■ Aim of the task
Which lines hold the word "растений"? Copy each of them from the material.

■ Data listing

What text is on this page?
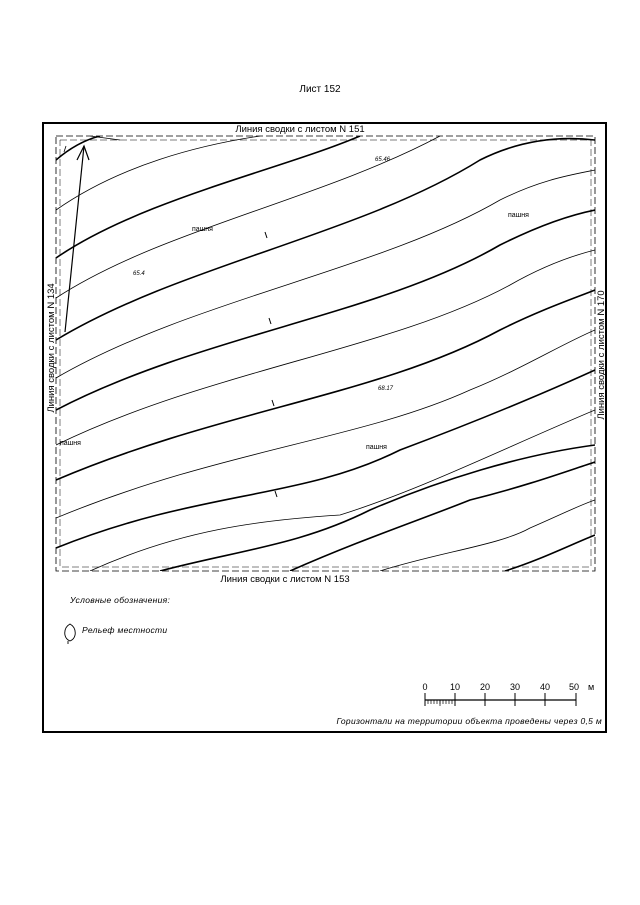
Лист 152
Линия сводки с листом N 151
Линия сводки с листом N 153
Линия сводки с листом N 134	Линия сводки с листом N 170
пашня
пашня
пашня
пашня
65.46
65.4
68.17
Условные обозначения:
Рельеф местности
0 10 20 30 40 50 м
Горизонтали на территории объекта проведены через 0,5 м
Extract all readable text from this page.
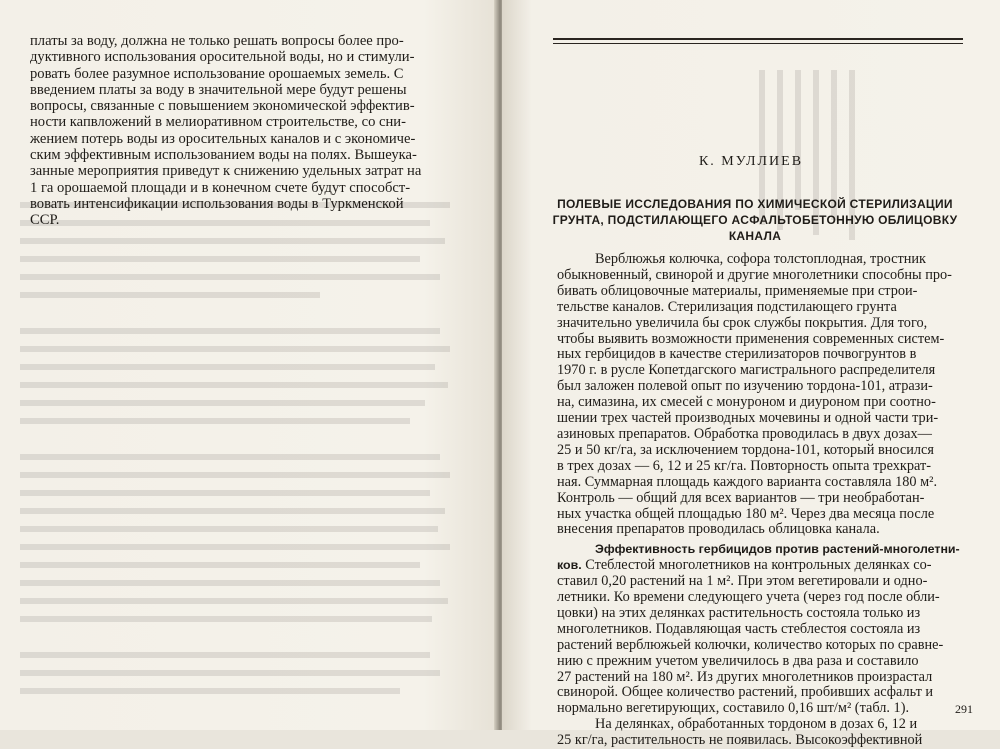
платы за воду, должна не только решать вопросы более про-
дуктивного использования оросительной воды, но и стимули-
ровать более разумное использование орошаемых земель. С
введением платы за воду в значительной мере будут решены
вопросы, связанные с повышением экономической эффектив-
ности капвложений в мелиоративном строительстве, со сни-
жением потерь воды из оросительных каналов и с экономиче-
ским эффективным использованием воды на полях. Вышеука-
занные мероприятия приведут к снижению удельных затрат на
1 га орошаемой площади и в конечном счете будут способст-
вовать интенсификации использования воды в Туркменской
ССР.
К. МУЛЛИЕВ
ПОЛЕВЫЕ ИССЛЕДОВАНИЯ ПО ХИМИЧЕСКОЙ СТЕРИЛИЗАЦИИ
ГРУНТА, ПОДСТИЛАЮЩЕГО АСФАЛЬТОБЕТОННУЮ ОБЛИЦОВКУ
КАНАЛА
Верблюжья колючка, софора толстоплодная, тростник
обыкновенный, свинорой и другие многолетники способны про-
бивать облицовочные материалы, применяемые при строи-
тельстве каналов. Стерилизация подстилающего грунта
значительно увеличила бы срок службы покрытия. Для того,
чтобы выявить возможности применения современных систем-
ных гербицидов в качестве стерилизаторов почвогрунтов в
1970 г. в русле Копетдагского магистрального распределителя
был заложен полевой опыт по изучению тордона-101, атрази-
на, симазина, их смесей с монуроном и диуроном при соотно-
шении трех частей производных мочевины и одной части три-
азиновых препаратов. Обработка проводилась в двух дозах—
25 и 50 кг/га, за исключением тордона-101, который вносился
в трех дозах — 6, 12 и 25 кг/га. Повторность опыта трехкрат-
ная. Суммарная площадь каждого варианта составляла 180 м².
Контроль — общий для всех вариантов — три необработан-
ных участка общей площадью 180 м². Через два месяца после
внесения препаратов проводилась облицовка канала.
Эффективность гербицидов против растений-многолетни-
ков. Стеблестой многолетников на контрольных делянках со-
ставил 0,20 растений на 1 м². При этом вегетировали и одно-
летники. Ко времени следующего учета (через год после обли-
цовки) на этих делянках растительность состояла только из
многолетников. Подавляющая часть стеблестоя состояла из
растений верблюжьей колючки, количество которых по сравне-
нию с прежним учетом увеличилось в два раза и составило
27 растений на 180 м². Из других многолетников произрастал
свинорой. Общее количество растений, пробивших асфальт и
нормально вегетирующих, составило 0,16 шт/м² (табл. 1).
На делянках, обработанных тордоном в дозах 6, 12 и
25 кг/га, растительность не появилась. Высокоэффективной
291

■ Worked answer
Эффективность гербицидов против растений-многолетни-
ставил 0,20 растений на 1 м². При этом вегетировали и одно-
растений верблюжьей колючки, количество которых по сравне-
27 растений на 180 м². Из других многолетников произрастал
свинорой. Общее количество растений, пробивших асфальт и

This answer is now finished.